Records shown:
# # # #

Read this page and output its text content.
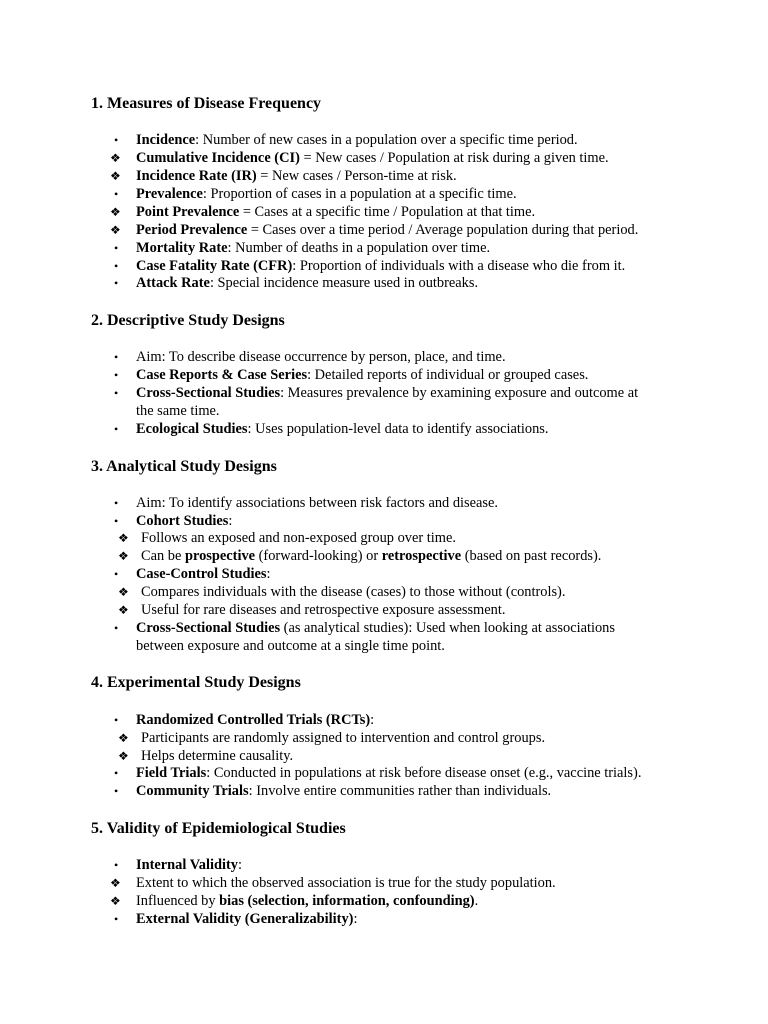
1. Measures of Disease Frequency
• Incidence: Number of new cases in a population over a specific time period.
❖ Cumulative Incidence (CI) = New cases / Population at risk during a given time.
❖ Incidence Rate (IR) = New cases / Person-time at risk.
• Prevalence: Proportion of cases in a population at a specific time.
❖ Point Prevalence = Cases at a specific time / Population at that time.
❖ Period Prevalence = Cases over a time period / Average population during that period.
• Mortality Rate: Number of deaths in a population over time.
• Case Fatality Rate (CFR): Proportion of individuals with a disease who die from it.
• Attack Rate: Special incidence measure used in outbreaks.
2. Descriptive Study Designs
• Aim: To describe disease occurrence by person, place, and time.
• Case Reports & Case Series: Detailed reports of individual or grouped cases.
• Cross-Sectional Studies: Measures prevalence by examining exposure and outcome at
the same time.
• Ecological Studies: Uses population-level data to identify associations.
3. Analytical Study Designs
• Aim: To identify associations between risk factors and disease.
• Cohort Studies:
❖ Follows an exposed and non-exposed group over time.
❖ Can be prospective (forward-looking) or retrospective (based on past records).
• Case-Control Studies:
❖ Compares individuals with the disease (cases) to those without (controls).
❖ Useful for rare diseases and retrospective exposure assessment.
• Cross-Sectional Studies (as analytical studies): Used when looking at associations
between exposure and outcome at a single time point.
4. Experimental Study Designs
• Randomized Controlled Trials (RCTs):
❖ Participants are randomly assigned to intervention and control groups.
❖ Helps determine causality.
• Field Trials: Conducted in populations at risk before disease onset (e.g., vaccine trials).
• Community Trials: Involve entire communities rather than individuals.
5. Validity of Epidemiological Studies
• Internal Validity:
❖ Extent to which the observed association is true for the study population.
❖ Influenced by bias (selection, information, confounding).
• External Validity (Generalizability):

# # # #

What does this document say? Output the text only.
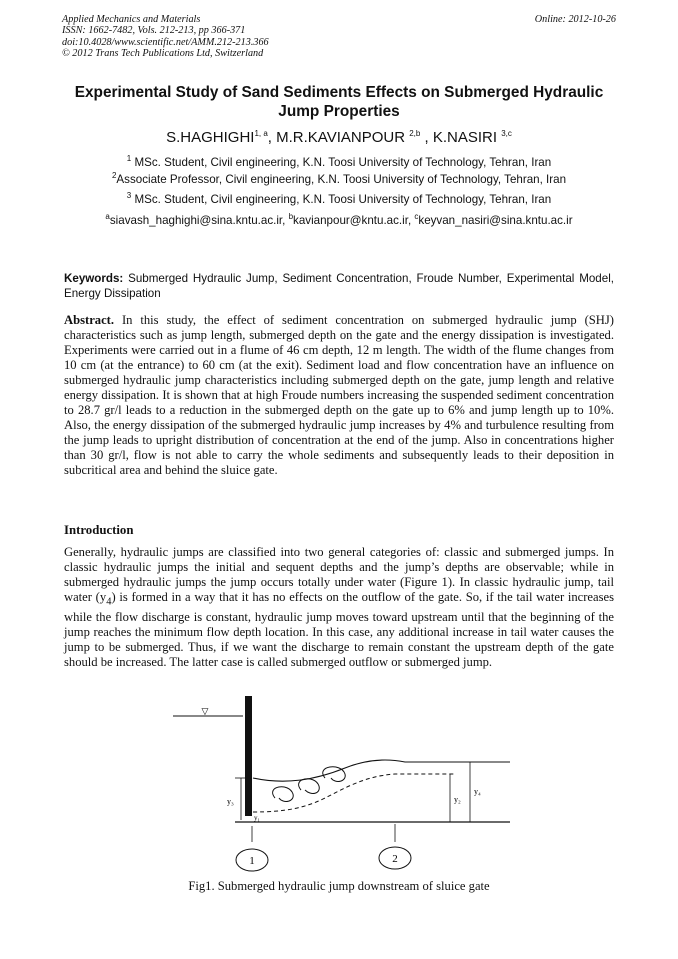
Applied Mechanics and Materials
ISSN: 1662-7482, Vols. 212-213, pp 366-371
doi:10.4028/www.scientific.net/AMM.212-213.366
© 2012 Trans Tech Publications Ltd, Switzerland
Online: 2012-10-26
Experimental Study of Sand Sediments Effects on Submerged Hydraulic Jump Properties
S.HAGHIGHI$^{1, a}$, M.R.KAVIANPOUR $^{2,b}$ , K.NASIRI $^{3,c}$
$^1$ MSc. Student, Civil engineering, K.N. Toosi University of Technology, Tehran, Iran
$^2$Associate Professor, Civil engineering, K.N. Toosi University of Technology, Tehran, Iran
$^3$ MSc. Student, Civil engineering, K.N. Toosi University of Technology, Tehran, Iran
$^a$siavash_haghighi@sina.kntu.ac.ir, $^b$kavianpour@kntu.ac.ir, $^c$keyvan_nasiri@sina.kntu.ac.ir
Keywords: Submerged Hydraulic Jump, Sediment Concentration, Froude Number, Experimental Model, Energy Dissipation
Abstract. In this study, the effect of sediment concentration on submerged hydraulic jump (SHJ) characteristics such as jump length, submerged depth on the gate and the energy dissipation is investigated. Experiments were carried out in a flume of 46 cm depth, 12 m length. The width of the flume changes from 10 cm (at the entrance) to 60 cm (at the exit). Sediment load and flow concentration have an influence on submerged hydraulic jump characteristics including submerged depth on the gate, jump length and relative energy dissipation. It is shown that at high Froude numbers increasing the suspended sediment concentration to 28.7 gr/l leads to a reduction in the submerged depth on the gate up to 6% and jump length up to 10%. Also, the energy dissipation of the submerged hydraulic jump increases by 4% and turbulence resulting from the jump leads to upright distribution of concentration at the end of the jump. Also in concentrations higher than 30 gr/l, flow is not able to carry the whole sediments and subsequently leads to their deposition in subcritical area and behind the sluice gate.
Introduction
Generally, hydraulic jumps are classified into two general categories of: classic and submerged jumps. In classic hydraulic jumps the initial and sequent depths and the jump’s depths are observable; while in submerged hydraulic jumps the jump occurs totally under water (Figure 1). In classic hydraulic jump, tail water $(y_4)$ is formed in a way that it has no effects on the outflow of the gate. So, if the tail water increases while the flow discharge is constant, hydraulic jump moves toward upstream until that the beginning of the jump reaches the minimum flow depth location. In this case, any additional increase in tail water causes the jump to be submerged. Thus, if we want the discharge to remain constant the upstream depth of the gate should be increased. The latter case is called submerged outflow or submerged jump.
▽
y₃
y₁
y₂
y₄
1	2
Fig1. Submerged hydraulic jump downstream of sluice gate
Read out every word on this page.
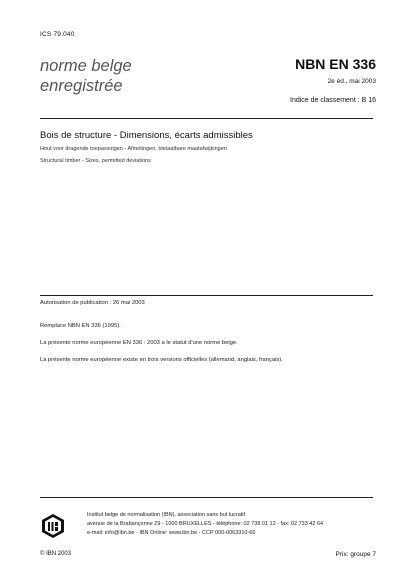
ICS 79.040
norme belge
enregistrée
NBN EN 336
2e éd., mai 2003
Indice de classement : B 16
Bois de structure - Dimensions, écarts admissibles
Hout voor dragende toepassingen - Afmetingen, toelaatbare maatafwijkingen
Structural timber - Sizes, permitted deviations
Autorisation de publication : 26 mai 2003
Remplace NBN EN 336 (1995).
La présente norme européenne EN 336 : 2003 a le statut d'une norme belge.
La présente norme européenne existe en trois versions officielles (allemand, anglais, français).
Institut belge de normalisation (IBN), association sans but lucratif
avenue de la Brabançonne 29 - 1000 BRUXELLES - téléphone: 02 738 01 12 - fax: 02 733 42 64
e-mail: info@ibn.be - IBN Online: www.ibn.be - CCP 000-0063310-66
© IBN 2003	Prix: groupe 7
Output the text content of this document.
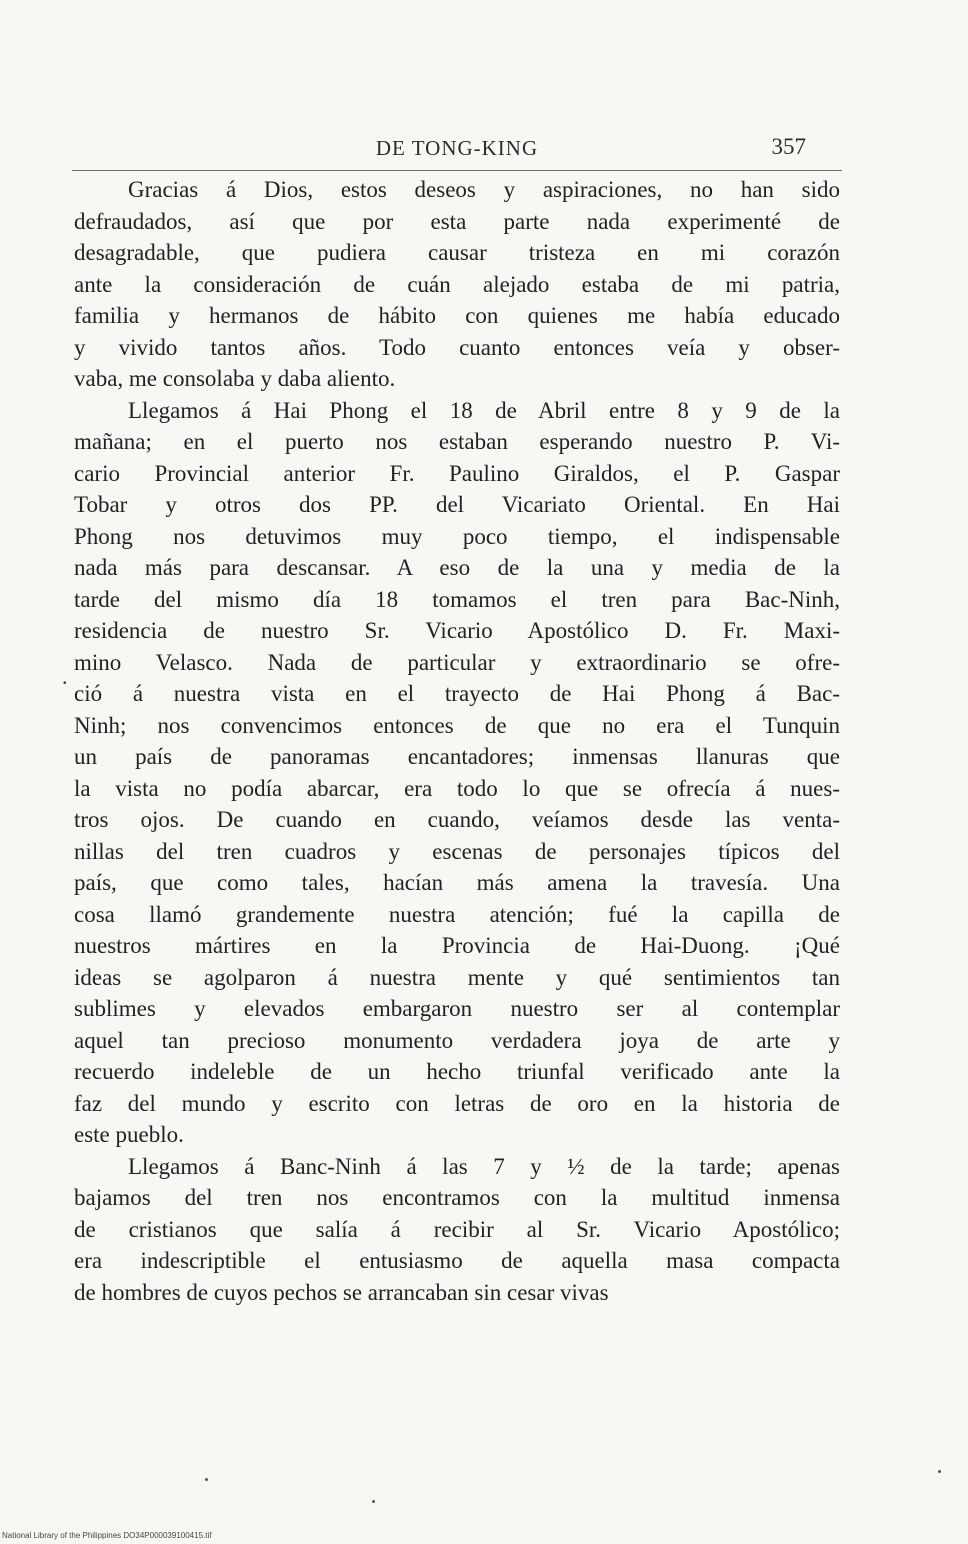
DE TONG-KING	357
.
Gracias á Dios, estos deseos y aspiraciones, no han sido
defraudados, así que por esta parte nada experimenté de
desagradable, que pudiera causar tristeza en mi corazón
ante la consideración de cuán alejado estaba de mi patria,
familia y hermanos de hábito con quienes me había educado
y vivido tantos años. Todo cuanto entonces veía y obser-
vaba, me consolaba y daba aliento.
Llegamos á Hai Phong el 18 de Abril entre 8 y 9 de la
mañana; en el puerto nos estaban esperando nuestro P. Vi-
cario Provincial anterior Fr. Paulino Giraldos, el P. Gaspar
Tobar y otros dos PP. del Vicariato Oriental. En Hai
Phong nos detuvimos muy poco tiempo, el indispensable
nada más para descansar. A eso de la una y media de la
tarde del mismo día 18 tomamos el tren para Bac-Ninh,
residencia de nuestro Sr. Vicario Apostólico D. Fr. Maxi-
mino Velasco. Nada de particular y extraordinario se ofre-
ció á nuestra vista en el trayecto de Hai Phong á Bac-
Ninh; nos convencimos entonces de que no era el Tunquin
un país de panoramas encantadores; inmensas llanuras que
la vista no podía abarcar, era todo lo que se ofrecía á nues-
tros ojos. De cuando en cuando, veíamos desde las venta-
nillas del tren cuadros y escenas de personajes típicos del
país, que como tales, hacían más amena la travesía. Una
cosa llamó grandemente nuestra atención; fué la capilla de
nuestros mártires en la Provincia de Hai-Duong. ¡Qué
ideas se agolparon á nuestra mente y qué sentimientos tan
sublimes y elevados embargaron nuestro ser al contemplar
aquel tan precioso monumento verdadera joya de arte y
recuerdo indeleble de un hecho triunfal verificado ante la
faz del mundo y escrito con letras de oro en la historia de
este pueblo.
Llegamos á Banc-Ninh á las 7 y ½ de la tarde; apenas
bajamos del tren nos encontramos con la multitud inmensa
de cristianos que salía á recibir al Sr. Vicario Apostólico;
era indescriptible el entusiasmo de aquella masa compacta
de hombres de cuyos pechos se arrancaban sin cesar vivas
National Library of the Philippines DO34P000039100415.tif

# # # #

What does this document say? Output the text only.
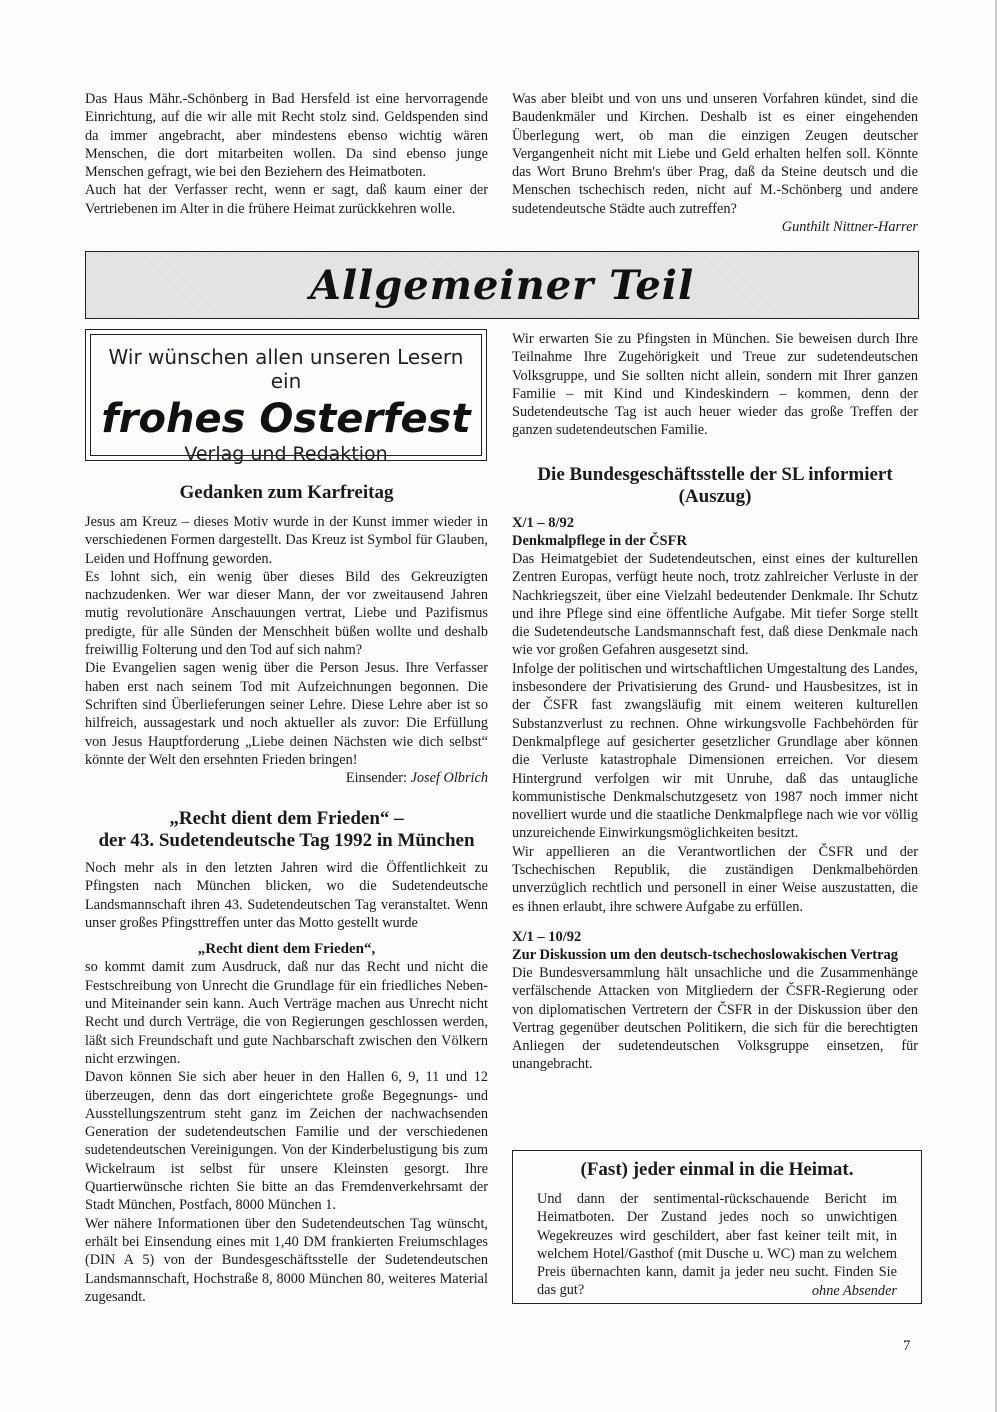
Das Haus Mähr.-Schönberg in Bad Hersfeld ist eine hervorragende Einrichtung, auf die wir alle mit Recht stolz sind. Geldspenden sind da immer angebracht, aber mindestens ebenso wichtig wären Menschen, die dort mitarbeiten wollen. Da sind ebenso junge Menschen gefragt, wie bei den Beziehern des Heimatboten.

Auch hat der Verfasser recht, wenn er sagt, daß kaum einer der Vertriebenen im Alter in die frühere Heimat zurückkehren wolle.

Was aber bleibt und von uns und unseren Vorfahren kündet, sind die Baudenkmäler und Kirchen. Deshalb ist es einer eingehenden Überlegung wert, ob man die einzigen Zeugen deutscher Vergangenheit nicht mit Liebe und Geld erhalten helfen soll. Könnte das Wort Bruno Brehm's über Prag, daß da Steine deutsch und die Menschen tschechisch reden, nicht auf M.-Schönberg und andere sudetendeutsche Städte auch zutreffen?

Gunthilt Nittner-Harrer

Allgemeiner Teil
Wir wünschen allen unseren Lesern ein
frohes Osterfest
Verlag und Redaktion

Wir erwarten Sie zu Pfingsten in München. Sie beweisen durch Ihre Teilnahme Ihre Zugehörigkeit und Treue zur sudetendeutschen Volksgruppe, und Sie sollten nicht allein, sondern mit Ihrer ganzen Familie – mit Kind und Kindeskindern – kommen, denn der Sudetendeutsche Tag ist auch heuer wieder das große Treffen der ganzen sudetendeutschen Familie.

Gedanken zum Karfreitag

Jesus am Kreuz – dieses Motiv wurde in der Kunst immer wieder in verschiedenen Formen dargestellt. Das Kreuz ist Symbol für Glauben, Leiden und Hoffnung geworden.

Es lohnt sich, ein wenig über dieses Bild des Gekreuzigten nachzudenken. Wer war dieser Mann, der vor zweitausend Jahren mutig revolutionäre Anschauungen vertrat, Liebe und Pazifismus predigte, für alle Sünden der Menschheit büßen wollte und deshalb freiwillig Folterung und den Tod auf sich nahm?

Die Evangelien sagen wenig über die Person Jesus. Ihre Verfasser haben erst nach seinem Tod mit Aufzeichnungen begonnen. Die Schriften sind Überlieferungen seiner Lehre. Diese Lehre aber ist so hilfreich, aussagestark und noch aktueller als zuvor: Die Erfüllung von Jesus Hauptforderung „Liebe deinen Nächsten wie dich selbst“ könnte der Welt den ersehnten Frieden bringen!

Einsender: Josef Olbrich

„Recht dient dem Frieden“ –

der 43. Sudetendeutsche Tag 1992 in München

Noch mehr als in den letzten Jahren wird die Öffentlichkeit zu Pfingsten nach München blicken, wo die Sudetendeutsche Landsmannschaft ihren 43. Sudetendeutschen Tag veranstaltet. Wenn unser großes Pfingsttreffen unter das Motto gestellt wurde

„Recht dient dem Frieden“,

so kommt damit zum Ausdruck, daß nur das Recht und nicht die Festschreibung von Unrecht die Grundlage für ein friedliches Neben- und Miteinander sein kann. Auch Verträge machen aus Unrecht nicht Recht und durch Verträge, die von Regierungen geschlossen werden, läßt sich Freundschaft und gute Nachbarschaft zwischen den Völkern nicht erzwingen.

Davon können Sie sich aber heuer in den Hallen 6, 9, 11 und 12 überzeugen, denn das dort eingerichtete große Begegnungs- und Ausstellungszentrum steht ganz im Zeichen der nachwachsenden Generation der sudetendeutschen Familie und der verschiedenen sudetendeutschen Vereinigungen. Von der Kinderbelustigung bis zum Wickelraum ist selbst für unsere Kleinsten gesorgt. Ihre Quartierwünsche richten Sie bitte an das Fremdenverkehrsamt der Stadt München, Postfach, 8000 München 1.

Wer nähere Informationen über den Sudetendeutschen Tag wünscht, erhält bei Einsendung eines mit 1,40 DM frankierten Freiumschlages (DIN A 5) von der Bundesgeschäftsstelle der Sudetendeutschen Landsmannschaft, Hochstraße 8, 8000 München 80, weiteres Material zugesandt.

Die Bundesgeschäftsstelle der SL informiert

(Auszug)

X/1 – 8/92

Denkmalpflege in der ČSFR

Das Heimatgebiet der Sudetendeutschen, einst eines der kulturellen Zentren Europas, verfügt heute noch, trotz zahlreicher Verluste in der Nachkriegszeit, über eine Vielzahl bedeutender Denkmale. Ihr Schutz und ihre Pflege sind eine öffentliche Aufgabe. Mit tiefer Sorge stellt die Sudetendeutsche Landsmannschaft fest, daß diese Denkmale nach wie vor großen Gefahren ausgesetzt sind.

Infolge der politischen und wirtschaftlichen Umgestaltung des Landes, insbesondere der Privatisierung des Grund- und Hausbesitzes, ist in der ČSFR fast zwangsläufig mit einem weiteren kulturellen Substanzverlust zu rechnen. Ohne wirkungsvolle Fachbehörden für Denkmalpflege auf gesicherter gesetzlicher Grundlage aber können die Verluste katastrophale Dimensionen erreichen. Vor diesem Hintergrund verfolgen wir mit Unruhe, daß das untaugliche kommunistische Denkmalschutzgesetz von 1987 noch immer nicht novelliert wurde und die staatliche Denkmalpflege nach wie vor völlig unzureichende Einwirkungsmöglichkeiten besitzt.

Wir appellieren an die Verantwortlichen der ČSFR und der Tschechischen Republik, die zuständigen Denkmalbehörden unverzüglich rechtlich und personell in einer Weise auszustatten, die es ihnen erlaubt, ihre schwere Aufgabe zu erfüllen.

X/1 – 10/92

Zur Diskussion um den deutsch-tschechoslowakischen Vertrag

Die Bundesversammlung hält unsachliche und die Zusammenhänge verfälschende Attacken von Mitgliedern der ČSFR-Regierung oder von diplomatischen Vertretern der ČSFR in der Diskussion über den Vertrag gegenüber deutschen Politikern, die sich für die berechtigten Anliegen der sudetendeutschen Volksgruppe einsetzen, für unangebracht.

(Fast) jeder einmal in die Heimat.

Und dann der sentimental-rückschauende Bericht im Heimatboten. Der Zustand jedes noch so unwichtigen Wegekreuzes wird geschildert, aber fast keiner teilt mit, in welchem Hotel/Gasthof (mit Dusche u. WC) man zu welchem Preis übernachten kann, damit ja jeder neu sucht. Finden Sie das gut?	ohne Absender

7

# # # #

Work to complete:
Locate each line with the word "Schönberg" and copy it.

Output of the task:
Das Haus Mähr.-Schönberg in Bad Hersfeld ist eine hervorragende Einrichtung, auf die wir alle mit Recht stolz sind. Geldspenden sind da immer angebracht, aber mindestens ebenso wichtig wären Menschen, die dort mitarbeiten wollen. Da sind ebenso junge Menschen gefragt, wie bei den Beziehern des Heimatboten.
Was aber bleibt und von uns und unseren Vorfahren kündet, sind die Baudenkmäler und Kirchen. Deshalb ist es einer eingehenden Überlegung wert, ob man die einzigen Zeugen deutscher Vergangenheit nicht mit Liebe und Geld erhalten helfen soll. Könnte das Wort Bruno Brehm's über Prag, daß da Steine deutsch und die Menschen tschechisch reden, nicht auf M.-Schönberg und andere sudetendeutsche Städte auch zutreffen?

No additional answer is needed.